»»

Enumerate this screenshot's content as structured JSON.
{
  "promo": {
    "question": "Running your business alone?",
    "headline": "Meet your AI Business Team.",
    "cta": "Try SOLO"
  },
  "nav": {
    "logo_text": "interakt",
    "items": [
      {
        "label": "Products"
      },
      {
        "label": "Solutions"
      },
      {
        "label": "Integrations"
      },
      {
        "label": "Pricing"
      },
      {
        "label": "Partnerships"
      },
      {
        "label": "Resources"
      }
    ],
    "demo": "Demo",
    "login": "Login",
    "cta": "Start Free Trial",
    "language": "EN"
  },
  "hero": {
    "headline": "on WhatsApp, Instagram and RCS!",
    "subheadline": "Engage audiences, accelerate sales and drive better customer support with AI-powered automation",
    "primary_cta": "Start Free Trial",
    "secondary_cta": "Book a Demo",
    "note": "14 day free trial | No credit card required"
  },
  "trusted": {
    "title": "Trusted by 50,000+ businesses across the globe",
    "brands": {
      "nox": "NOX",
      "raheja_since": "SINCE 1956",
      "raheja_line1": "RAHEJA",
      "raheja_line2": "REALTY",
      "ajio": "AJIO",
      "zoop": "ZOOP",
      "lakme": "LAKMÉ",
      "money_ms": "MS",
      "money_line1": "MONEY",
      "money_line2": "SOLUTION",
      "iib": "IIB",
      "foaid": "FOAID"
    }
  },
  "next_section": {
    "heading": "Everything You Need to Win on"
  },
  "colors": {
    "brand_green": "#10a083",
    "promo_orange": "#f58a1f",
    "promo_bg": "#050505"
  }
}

««

== WHAT YOU WILL DO ==
Which lines contain "Start"? Copy each of them.

== RESPONSE ==
    "cta": "Start Free Trial",
    "primary_cta": "Start Free Trial",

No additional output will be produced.